**Directive:**
Word for word, give the material below again, minus any images.

═══ Supplied records ═══

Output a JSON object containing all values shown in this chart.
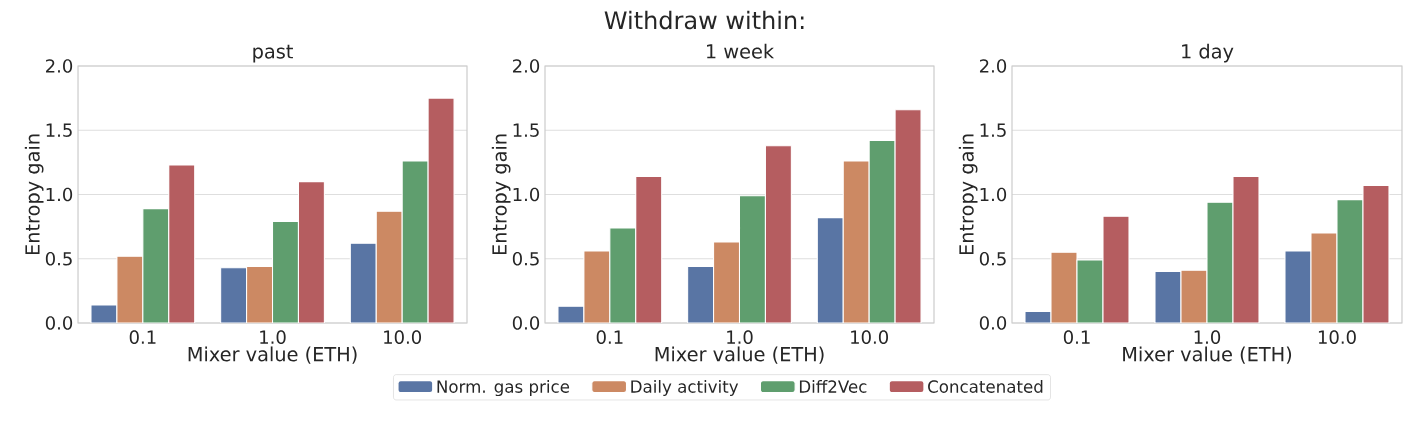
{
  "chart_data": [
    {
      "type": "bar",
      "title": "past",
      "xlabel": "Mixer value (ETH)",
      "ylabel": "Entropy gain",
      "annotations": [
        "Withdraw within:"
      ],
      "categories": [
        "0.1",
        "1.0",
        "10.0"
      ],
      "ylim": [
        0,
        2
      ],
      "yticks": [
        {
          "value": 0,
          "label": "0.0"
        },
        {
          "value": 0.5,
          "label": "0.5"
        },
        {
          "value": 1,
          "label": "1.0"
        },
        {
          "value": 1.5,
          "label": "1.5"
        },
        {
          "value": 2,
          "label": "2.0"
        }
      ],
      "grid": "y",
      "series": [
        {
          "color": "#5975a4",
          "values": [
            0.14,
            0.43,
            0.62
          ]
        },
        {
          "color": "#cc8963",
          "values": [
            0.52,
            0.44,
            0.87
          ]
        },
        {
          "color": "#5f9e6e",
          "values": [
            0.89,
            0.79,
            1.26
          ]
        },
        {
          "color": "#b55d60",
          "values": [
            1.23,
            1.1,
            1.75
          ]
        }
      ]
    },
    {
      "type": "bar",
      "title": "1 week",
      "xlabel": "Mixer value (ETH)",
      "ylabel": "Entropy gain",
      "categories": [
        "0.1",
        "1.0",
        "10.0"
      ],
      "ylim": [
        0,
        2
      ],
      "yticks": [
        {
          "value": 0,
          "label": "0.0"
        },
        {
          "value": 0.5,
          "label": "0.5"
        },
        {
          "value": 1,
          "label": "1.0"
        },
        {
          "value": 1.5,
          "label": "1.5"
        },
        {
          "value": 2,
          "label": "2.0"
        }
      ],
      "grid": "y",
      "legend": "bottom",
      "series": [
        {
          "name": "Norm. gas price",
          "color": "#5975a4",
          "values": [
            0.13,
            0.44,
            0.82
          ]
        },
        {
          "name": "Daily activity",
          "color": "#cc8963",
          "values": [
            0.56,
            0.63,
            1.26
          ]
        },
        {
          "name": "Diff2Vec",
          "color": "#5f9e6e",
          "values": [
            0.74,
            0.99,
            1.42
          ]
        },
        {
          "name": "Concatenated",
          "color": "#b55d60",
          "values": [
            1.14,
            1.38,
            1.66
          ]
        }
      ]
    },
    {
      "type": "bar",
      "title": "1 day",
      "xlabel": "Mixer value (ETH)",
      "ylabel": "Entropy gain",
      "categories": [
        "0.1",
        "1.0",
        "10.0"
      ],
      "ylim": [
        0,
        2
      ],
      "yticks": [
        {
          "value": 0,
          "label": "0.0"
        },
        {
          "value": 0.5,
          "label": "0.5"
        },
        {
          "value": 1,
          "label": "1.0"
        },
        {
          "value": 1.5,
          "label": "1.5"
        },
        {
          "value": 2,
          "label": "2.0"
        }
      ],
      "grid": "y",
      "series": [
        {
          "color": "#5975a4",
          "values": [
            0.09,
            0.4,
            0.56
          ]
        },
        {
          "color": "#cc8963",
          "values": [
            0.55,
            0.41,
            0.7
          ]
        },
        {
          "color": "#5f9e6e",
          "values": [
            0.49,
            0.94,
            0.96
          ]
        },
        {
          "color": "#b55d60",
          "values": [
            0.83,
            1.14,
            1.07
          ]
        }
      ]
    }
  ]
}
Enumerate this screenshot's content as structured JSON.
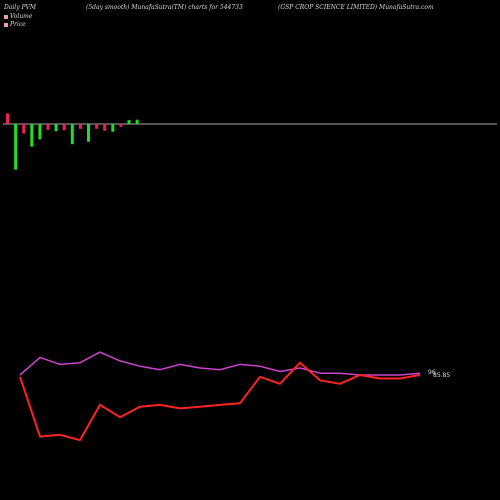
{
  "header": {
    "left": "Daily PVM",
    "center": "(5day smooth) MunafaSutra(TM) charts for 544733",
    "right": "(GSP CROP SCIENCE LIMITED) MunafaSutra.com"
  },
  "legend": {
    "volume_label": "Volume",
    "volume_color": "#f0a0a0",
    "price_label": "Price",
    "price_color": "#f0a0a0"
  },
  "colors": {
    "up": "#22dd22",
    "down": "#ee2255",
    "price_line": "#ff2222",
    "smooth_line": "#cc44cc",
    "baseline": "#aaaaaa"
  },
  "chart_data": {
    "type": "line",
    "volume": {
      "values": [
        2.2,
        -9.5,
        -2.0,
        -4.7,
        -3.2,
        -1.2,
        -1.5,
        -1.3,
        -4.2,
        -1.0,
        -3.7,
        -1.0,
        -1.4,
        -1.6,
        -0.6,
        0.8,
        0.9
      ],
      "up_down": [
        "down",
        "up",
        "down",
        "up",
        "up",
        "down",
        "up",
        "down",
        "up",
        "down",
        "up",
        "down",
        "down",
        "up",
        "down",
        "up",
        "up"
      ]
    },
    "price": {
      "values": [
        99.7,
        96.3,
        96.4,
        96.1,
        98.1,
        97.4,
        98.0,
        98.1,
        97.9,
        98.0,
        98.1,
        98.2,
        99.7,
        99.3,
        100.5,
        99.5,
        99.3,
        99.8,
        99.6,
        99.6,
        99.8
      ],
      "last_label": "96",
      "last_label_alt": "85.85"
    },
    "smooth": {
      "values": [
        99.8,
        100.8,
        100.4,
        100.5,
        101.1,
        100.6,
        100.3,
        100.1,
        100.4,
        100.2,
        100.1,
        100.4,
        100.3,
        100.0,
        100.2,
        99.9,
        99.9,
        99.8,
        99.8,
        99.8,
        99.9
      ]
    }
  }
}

═══

**Answer below:**
Output a JSON object containing all values shown in this chart.
{
  "chart_data": [
    {
      "type": "bar",
      "title": "past",
      "xlabel": "Mixer value (ETH)",
      "ylabel": "Entropy gain",
      "annotations": [
        "Withdraw within:"
      ],
      "categories": [
        "0.1",
        "1.0",
        "10.0"
      ],
      "ylim": [
        0,
        2
      ],
      "yticks": [
        {
          "value": 0,
          "label": "0.0"
        },
        {
          "value": 0.5,
          "label": "0.5"
        },
        {
          "value": 1,
          "label": "1.0"
        },
        {
          "value": 1.5,
          "label": "1.5"
        },
        {
          "value": 2,
          "label": "2.0"
        }
      ],
      "grid": "y",
      "series": [
        {
          "color": "#5975a4",
          "values": [
            0.14,
            0.43,
            0.62
          ]
        },
        {
          "color": "#cc8963",
          "values": [
            0.52,
            0.44,
            0.87
          ]
        },
        {
          "color": "#5f9e6e",
          "values": [
            0.89,
            0.79,
            1.26
          ]
        },
        {
          "color": "#b55d60",
          "values": [
            1.23,
            1.1,
            1.75
          ]
        }
      ]
    },
    {
      "type": "bar",
      "title": "1 week",
      "xlabel": "Mixer value (ETH)",
      "ylabel": "Entropy gain",
      "categories": [
        "0.1",
        "1.0",
        "10.0"
      ],
      "ylim": [
        0,
        2
      ],
      "yticks": [
        {
          "value": 0,
          "label": "0.0"
        },
        {
          "value": 0.5,
          "label": "0.5"
        },
        {
          "value": 1,
          "label": "1.0"
        },
        {
          "value": 1.5,
          "label": "1.5"
        },
        {
          "value": 2,
          "label": "2.0"
        }
      ],
      "grid": "y",
      "legend": "bottom",
      "series": [
        {
          "name": "Norm. gas price",
          "color": "#5975a4",
          "values": [
            0.13,
            0.44,
            0.82
          ]
        },
        {
          "name": "Daily activity",
          "color": "#cc8963",
          "values": [
            0.56,
            0.63,
            1.26
          ]
        },
        {
          "name": "Diff2Vec",
          "color": "#5f9e6e",
          "values": [
            0.74,
            0.99,
            1.42
          ]
        },
        {
          "name": "Concatenated",
          "color": "#b55d60",
          "values": [
            1.14,
            1.38,
            1.66
          ]
        }
      ]
    },
    {
      "type": "bar",
      "title": "1 day",
      "xlabel": "Mixer value (ETH)",
      "ylabel": "Entropy gain",
      "categories": [
        "0.1",
        "1.0",
        "10.0"
      ],
      "ylim": [
        0,
        2
      ],
      "yticks": [
        {
          "value": 0,
          "label": "0.0"
        },
        {
          "value": 0.5,
          "label": "0.5"
        },
        {
          "value": 1,
          "label": "1.0"
        },
        {
          "value": 1.5,
          "label": "1.5"
        },
        {
          "value": 2,
          "label": "2.0"
        }
      ],
      "grid": "y",
      "series": [
        {
          "color": "#5975a4",
          "values": [
            0.09,
            0.4,
            0.56
          ]
        },
        {
          "color": "#cc8963",
          "values": [
            0.55,
            0.41,
            0.7
          ]
        },
        {
          "color": "#5f9e6e",
          "values": [
            0.49,
            0.94,
            0.96
          ]
        },
        {
          "color": "#b55d60",
          "values": [
            0.83,
            1.14,
            1.07
          ]
        }
      ]
    }
  ]
}
Enumerate this screenshot's content as structured JSON.
{
  "header": {
    "left": "Daily PVM",
    "center": "(5day smooth) MunafaSutra(TM) charts for 544733",
    "right": "(GSP CROP SCIENCE LIMITED) MunafaSutra.com"
  },
  "legend": {
    "volume_label": "Volume",
    "volume_color": "#f0a0a0",
    "price_label": "Price",
    "price_color": "#f0a0a0"
  },
  "colors": {
    "up": "#22dd22",
    "down": "#ee2255",
    "price_line": "#ff2222",
    "smooth_line": "#cc44cc",
    "baseline": "#aaaaaa"
  },
  "chart_data": {
    "type": "line",
    "volume": {
      "values": [
        2.2,
        -9.5,
        -2.0,
        -4.7,
        -3.2,
        -1.2,
        -1.5,
        -1.3,
        -4.2,
        -1.0,
        -3.7,
        -1.0,
        -1.4,
        -1.6,
        -0.6,
        0.8,
        0.9
      ],
      "up_down": [
        "down",
        "up",
        "down",
        "up",
        "up",
        "down",
        "up",
        "down",
        "up",
        "down",
        "up",
        "down",
        "down",
        "up",
        "down",
        "up",
        "up"
      ]
    },
    "price": {
      "values": [
        99.7,
        96.3,
        96.4,
        96.1,
        98.1,
        97.4,
        98.0,
        98.1,
        97.9,
        98.0,
        98.1,
        98.2,
        99.7,
        99.3,
        100.5,
        99.5,
        99.3,
        99.8,
        99.6,
        99.6,
        99.8
      ],
      "last_label": "96",
      "last_label_alt": "85.85"
    },
    "smooth": {
      "values": [
        99.8,
        100.8,
        100.4,
        100.5,
        101.1,
        100.6,
        100.3,
        100.1,
        100.4,
        100.2,
        100.1,
        100.4,
        100.3,
        100.0,
        100.2,
        99.9,
        99.9,
        99.8,
        99.8,
        99.8,
        99.9
      ]
    }
  }
}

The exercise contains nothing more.